-- start of The records --

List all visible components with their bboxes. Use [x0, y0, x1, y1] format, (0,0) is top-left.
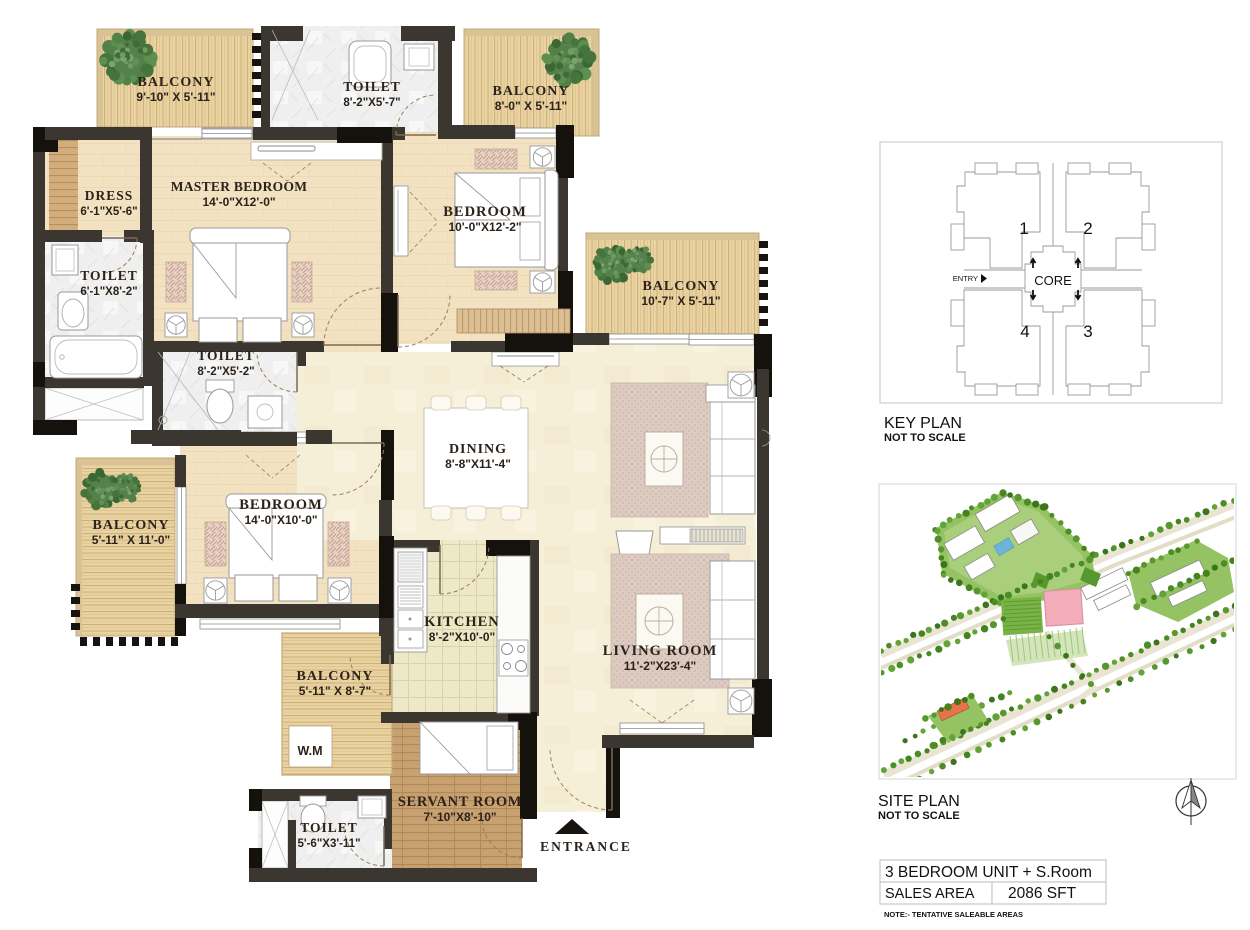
svg-text:4: 4 — [1020, 322, 1029, 341]
svg-text:TOILET: TOILET — [80, 268, 138, 283]
svg-text:W.M: W.M — [298, 744, 323, 758]
svg-text:NOT TO SCALE: NOT TO SCALE — [884, 432, 966, 444]
svg-text:BALCONY: BALCONY — [642, 279, 719, 294]
svg-text:3 BEDROOM UNIT + S.Room: 3 BEDROOM UNIT + S.Room — [885, 864, 1092, 881]
svg-text:BALCONY: BALCONY — [137, 75, 214, 90]
svg-text:TOILET: TOILET — [343, 79, 401, 94]
svg-text:SALES AREA: SALES AREA — [885, 886, 975, 902]
svg-text:LIVING ROOM: LIVING ROOM — [603, 643, 718, 659]
svg-text:CORE: CORE — [1034, 273, 1072, 288]
svg-text:9'-10" X 5'-11": 9'-10" X 5'-11" — [136, 90, 215, 104]
svg-text:DINING: DINING — [449, 442, 507, 457]
svg-text:7'-10"X8'-10": 7'-10"X8'-10" — [423, 810, 496, 824]
svg-text:BALCONY: BALCONY — [296, 669, 373, 684]
svg-text:5'-11" X 11'-0": 5'-11" X 11'-0" — [92, 533, 170, 547]
svg-text:NOT TO SCALE: NOT TO SCALE — [878, 810, 960, 822]
svg-text:1: 1 — [1019, 219, 1028, 238]
svg-text:6'-1"X8'-2": 6'-1"X8'-2" — [80, 286, 137, 298]
svg-text:ENTRY: ENTRY — [953, 274, 978, 283]
svg-text:6'-1"X5'-6": 6'-1"X5'-6" — [80, 206, 137, 218]
svg-text:3: 3 — [1083, 322, 1092, 341]
svg-text:SERVANT ROOM: SERVANT ROOM — [398, 794, 522, 810]
svg-text:8'-0" X 5'-11": 8'-0" X 5'-11" — [495, 99, 567, 113]
svg-text:5'-11" X 8'-7": 5'-11" X 8'-7" — [299, 684, 371, 698]
svg-text:MASTER BEDROOM: MASTER BEDROOM — [171, 179, 308, 194]
svg-text:KEY PLAN: KEY PLAN — [884, 415, 962, 432]
svg-text:14'-0"X12'-0": 14'-0"X12'-0" — [202, 195, 275, 209]
svg-text:TOILET: TOILET — [300, 820, 358, 835]
svg-text:BEDROOM: BEDROOM — [443, 204, 527, 220]
svg-text:8'-2"X5'-2": 8'-2"X5'-2" — [197, 366, 254, 378]
svg-text:8'-2"X5'-7": 8'-2"X5'-7" — [343, 97, 400, 109]
svg-text:10'-0"X12'-2": 10'-0"X12'-2" — [448, 220, 521, 234]
svg-text:2086 SFT: 2086 SFT — [1008, 885, 1077, 902]
svg-text:8'-8"X11'-4": 8'-8"X11'-4" — [445, 457, 511, 471]
svg-text:BALCONY: BALCONY — [92, 518, 169, 533]
svg-text:DRESS: DRESS — [85, 188, 134, 203]
svg-text:BEDROOM: BEDROOM — [239, 497, 323, 513]
svg-text:NOTE:- TENTATIVE SALEABLE AREA: NOTE:- TENTATIVE SALEABLE AREAS — [884, 910, 1023, 919]
svg-text:2: 2 — [1083, 219, 1092, 238]
svg-text:14'-0"X10'-0": 14'-0"X10'-0" — [244, 513, 317, 527]
svg-text:8'-2"X10'-0": 8'-2"X10'-0" — [429, 630, 495, 644]
svg-text:11'-2"X23'-4": 11'-2"X23'-4" — [624, 659, 696, 673]
svg-text:SITE PLAN: SITE PLAN — [878, 793, 960, 810]
svg-text:10'-7" X 5'-11": 10'-7" X 5'-11" — [641, 294, 720, 308]
svg-text:TOILET: TOILET — [197, 348, 255, 363]
svg-text:ENTRANCE: ENTRANCE — [540, 839, 632, 854]
svg-text:5'-6"X3'-11": 5'-6"X3'-11" — [297, 838, 360, 850]
svg-text:KITCHEN: KITCHEN — [424, 614, 500, 630]
svg-text:BALCONY: BALCONY — [492, 84, 569, 99]
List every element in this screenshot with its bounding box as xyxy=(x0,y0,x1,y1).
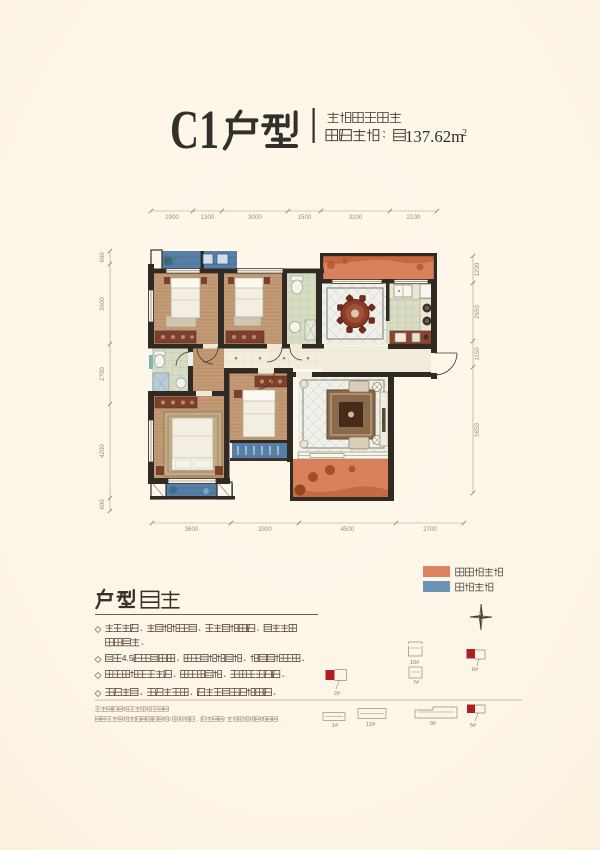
svg-text:600: 600 xyxy=(99,252,106,263)
svg-text:600: 600 xyxy=(99,499,106,510)
svg-text:2700: 2700 xyxy=(99,367,106,381)
svg-text:4500: 4500 xyxy=(341,526,355,533)
svg-text:C1: C1 xyxy=(170,99,219,160)
svg-text:12#: 12# xyxy=(366,722,376,728)
svg-text:3600: 3600 xyxy=(99,297,106,311)
svg-text:3100: 3100 xyxy=(349,214,363,221)
svg-text:10#: 10# xyxy=(410,660,420,666)
svg-text:5#: 5# xyxy=(470,723,477,729)
svg-text:1300: 1300 xyxy=(201,214,215,221)
svg-text:1500: 1500 xyxy=(298,214,312,221)
svg-text:5650: 5650 xyxy=(474,423,481,437)
svg-text:3600: 3600 xyxy=(185,526,199,533)
svg-text:3000: 3000 xyxy=(248,214,262,221)
svg-text:2#: 2# xyxy=(334,691,341,697)
svg-text:1900: 1900 xyxy=(165,214,179,221)
svg-text:4200: 4200 xyxy=(99,444,106,458)
svg-text:2650: 2650 xyxy=(474,305,481,319)
svg-text:2100: 2100 xyxy=(407,214,421,221)
svg-text:4.5: 4.5 xyxy=(122,653,134,663)
svg-text:6#: 6# xyxy=(472,667,479,673)
svg-text:1#: 1# xyxy=(332,723,339,729)
svg-text:2700: 2700 xyxy=(423,526,437,533)
svg-text:1200: 1200 xyxy=(474,262,481,276)
svg-text:7#: 7# xyxy=(413,680,420,686)
svg-text:1150: 1150 xyxy=(474,347,481,361)
svg-text:2: 2 xyxy=(462,128,467,139)
svg-text:9#: 9# xyxy=(430,721,437,727)
svg-text:137.62m: 137.62m xyxy=(405,127,464,146)
svg-text:3300: 3300 xyxy=(258,526,272,533)
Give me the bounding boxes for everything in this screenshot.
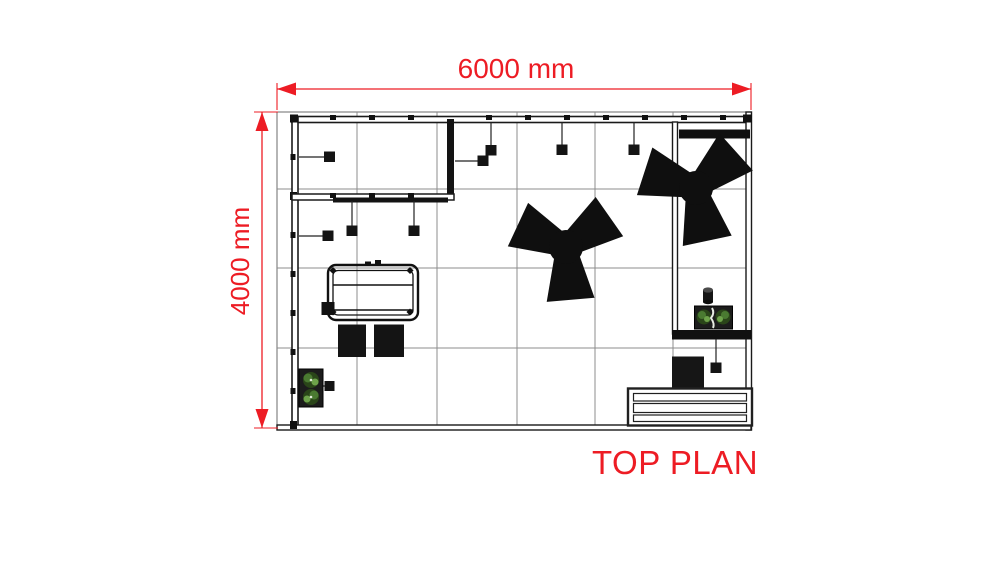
light-icon — [629, 122, 640, 155]
stool — [374, 325, 404, 358]
alcove-base-bar — [672, 330, 751, 340]
light-icon — [557, 122, 568, 155]
width-dimension — [277, 83, 751, 111]
storage-room — [292, 119, 454, 203]
plant-icon — [697, 310, 712, 325]
y-lounge-structure — [504, 195, 628, 305]
plant-icon — [716, 310, 731, 325]
light-icon — [299, 231, 334, 242]
plant-icon — [303, 372, 319, 388]
plant-icon — [303, 389, 319, 405]
height-dimension-label: 4000 mm — [226, 199, 258, 323]
reception-counter — [628, 389, 752, 426]
vase-cylinder — [703, 287, 713, 304]
light-icon — [711, 339, 722, 373]
light-icon — [486, 122, 497, 156]
planter-right — [695, 306, 733, 329]
top-plan-drawing: 6000 mm 4000 mm TOP PLAN — [0, 0, 1000, 563]
cube-seat — [672, 357, 704, 389]
plan-title: TOP PLAN — [592, 444, 768, 484]
table-side-seat — [322, 302, 335, 315]
meeting-table — [322, 260, 419, 320]
planter-left — [299, 369, 323, 407]
light-icon — [409, 201, 420, 236]
floor-plan-svg — [0, 0, 1000, 563]
light-icon — [455, 156, 489, 167]
stool — [338, 325, 366, 358]
y-lounge-structure — [628, 128, 765, 253]
light-icon — [299, 152, 335, 163]
alcove-header-bar — [679, 130, 750, 139]
light-icon — [347, 201, 358, 236]
width-dimension-label: 6000 mm — [452, 54, 580, 84]
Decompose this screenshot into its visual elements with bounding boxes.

-- end of The records --

Present every line of the material above as a numbered list. Skip blank lines and omit the pictures.

(Problem solution):
1. List all visible components with their bboxes. Use [x0, y0, x1, y1] format, (0,0) is top-left.
2. svg-text:4: 4 — [1020, 322, 1029, 341]
3. svg-text:TOILET: TOILET — [80, 268, 138, 283]
4. svg-text:W.M: W.M — [298, 744, 323, 758]
5. svg-text:NOT TO SCALE: NOT TO SCALE — [884, 432, 966, 444]
6. svg-text:BALCONY: BALCONY — [642, 279, 719, 294]
7. svg-text:3 BEDROOM UNIT + S.Room: 3 BEDROOM UNIT + S.Room — [885, 864, 1092, 881]
8. svg-text:BALCONY: BALCONY — [137, 75, 214, 90]
9. svg-text:TOILET: TOILET — [343, 79, 401, 94]
10. svg-text:SALES AREA: SALES AREA — [885, 886, 975, 902]
11. svg-text:LIVING ROOM: LIVING ROOM — [603, 643, 718, 659]
12. svg-text:CORE: CORE — [1034, 273, 1072, 288]
13. svg-text:9'-10" X 5'-11": 9'-10" X 5'-11" — [136, 90, 215, 104]
14. svg-text:DINING: DINING — [449, 442, 507, 457]
15. svg-text:7'-10"X8'-10": 7'-10"X8'-10" — [423, 810, 496, 824]
16. svg-text:BALCONY: BALCONY — [296, 669, 373, 684]
17. svg-text:5'-11" X 11'-0": 5'-11" X 11'-0" — [92, 533, 170, 547]
18. svg-text:NOT TO SCALE: NOT TO SCALE — [878, 810, 960, 822]
19. svg-text:1: 1 — [1019, 219, 1028, 238]
20. svg-text:6'-1"X8'-2": 6'-1"X8'-2" — [80, 286, 137, 298]
21. svg-text:ENTRY: ENTRY — [953, 274, 978, 283]
22. svg-text:6'-1"X5'-6": 6'-1"X5'-6" — [80, 206, 137, 218]
23. svg-text:3: 3 — [1083, 322, 1092, 341]
24. svg-text:SERVANT ROOM: SERVANT ROOM — [398, 794, 522, 810]
25. svg-text:8'-0" X 5'-11": 8'-0" X 5'-11" — [495, 99, 567, 113]
26. svg-text:5'-11" X 8'-7": 5'-11" X 8'-7" — [299, 684, 371, 698]
27. svg-text:MASTER BEDROOM: MASTER BEDROOM — [171, 179, 308, 194]
28. svg-text:KEY PLAN: KEY PLAN — [884, 415, 962, 432]
29. svg-text:14'-0"X12'-0": 14'-0"X12'-0" — [202, 195, 275, 209]
30. svg-text:TOILET: TOILET — [300, 820, 358, 835]
31. svg-text:BEDROOM: BEDROOM — [443, 204, 527, 220]
32. svg-text:8'-2"X5'-2": 8'-2"X5'-2" — [197, 366, 254, 378]
33. svg-text:8'-2"X5'-7": 8'-2"X5'-7" — [343, 97, 400, 109]
34. svg-text:10'-0"X12'-2": 10'-0"X12'-2" — [448, 220, 521, 234]
35. svg-text:2086 SFT: 2086 SFT — [1008, 885, 1077, 902]
36. svg-text:8'-8"X11'-4": 8'-8"X11'-4" — [445, 457, 511, 471]
37. svg-text:BALCONY: BALCONY — [92, 518, 169, 533]
38. svg-text:DRESS: DRESS — [85, 188, 134, 203]
39. svg-text:BEDROOM: BEDROOM — [239, 497, 323, 513]
40. svg-text:NOTE:- TENTATIVE SALEABLE AREA: NOTE:- TENTATIVE SALEABLE AREAS — [884, 910, 1023, 919]
41. svg-text:2: 2 — [1083, 219, 1092, 238]
42. svg-text:14'-0"X10'-0": 14'-0"X10'-0" — [244, 513, 317, 527]
43. svg-text:8'-2"X10'-0": 8'-2"X10'-0" — [429, 630, 495, 644]
44. svg-text:11'-2"X23'-4": 11'-2"X23'-4" — [624, 659, 696, 673]
45. svg-text:SITE PLAN: SITE PLAN — [878, 793, 960, 810]
46. svg-text:10'-7" X 5'-11": 10'-7" X 5'-11" — [641, 294, 720, 308]
47. svg-text:TOILET: TOILET — [197, 348, 255, 363]
48. svg-text:ENTRANCE: ENTRANCE — [540, 839, 632, 854]
49. svg-text:5'-6"X3'-11": 5'-6"X3'-11" — [297, 838, 360, 850]
50. svg-text:KITCHEN: KITCHEN — [424, 614, 500, 630]
51. svg-text:BALCONY: BALCONY — [492, 84, 569, 99]
52. List every element in this screenshot with its bounding box as xyxy=(x0,y0,x1,y1).
53. svg-text:600: 600 xyxy=(99,252,106,263)
54. svg-text:600: 600 xyxy=(99,499,106,510)
55. svg-text:2700: 2700 xyxy=(99,367,106,381)
56. svg-text:4500: 4500 xyxy=(341,526,355,533)
57. svg-text:C1: C1 xyxy=(170,99,219,160)
58. svg-text:12#: 12# xyxy=(366,722,376,728)
59. svg-text:3600: 3600 xyxy=(99,297,106,311)
60. svg-text:3100: 3100 xyxy=(349,214,363,221)
61. svg-text:10#: 10# xyxy=(410,660,420,666)
62. svg-text:5#: 5# xyxy=(470,723,477,729)
63. svg-text:1300: 1300 xyxy=(201,214,215,221)
64. svg-text:1500: 1500 xyxy=(298,214,312,221)
65. svg-text:5650: 5650 xyxy=(474,423,481,437)
66. svg-text:3600: 3600 xyxy=(185,526,199,533)
67. svg-text:3000: 3000 xyxy=(248,214,262,221)
68. svg-text:2#: 2# xyxy=(334,691,341,697)
69. svg-text:1900: 1900 xyxy=(165,214,179,221)
70. svg-text:4200: 4200 xyxy=(99,444,106,458)
71. svg-text:2650: 2650 xyxy=(474,305,481,319)
72. svg-text:2100: 2100 xyxy=(407,214,421,221)
73. svg-text:4.5: 4.5 xyxy=(122,653,134,663)
74. svg-text:6#: 6# xyxy=(472,667,479,673)
75. svg-text:1#: 1# xyxy=(332,723,339,729)
76. svg-text:2700: 2700 xyxy=(423,526,437,533)
77. svg-text:1200: 1200 xyxy=(474,262,481,276)
78. svg-text:7#: 7# xyxy=(413,680,420,686)
79. svg-text:1150: 1150 xyxy=(474,347,481,361)
80. svg-text:2: 2 xyxy=(462,128,467,139)
81. svg-text:9#: 9# xyxy=(430,721,437,727)
82. svg-text:137.62m: 137.62m xyxy=(405,127,464,146)
83. svg-text:3300: 3300 xyxy=(258,526,272,533)
84. Give me the bounding boxes for everything in this screenshot.
85. light-icon — [629, 122, 640, 155]
86. stool — [374, 325, 404, 358]
87. alcove-base-bar — [672, 330, 751, 340]
88. light-icon — [557, 122, 568, 155]
89. width-dimension — [277, 83, 751, 111]
90. storage-room — [292, 119, 454, 203]
91. plant-icon — [697, 310, 712, 325]
92. y-lounge-structure — [504, 195, 628, 305]
93. plant-icon — [716, 310, 731, 325]
94. light-icon — [299, 231, 334, 242]
95. plant-icon — [303, 372, 319, 388]
96. plant-icon — [303, 389, 319, 405]
97. height-dimension-label: 4000 mm — [226, 199, 258, 323]
98. reception-counter — [628, 389, 752, 426]
99. vase-cylinder — [703, 287, 713, 304]
100. light-icon — [711, 339, 722, 373]
101. light-icon — [486, 122, 497, 156]
102. planter-right — [695, 306, 733, 329]
103. top-plan-drawing: 6000 mm 4000 mm TOP PLAN — [0, 0, 1000, 563]
104. cube-seat — [672, 357, 704, 389]
105. plan-title: TOP PLAN — [592, 444, 768, 484]
106. table-side-seat — [322, 302, 335, 315]
107. meeting-table — [322, 260, 419, 320]
108. planter-left — [299, 369, 323, 407]
109. light-icon — [409, 201, 420, 236]
110. floor-plan-svg — [0, 0, 1000, 563]
111. light-icon — [455, 156, 489, 167]
112. stool — [338, 325, 366, 358]
113. y-lounge-structure — [628, 128, 765, 253]
114. light-icon — [299, 152, 335, 163]
115. alcove-header-bar — [679, 130, 750, 139]
116. light-icon — [347, 201, 358, 236]
117. width-dimension-label: 6000 mm — [452, 54, 580, 84]
118. Decompose this screenshot into its visual elements with bounding boxes.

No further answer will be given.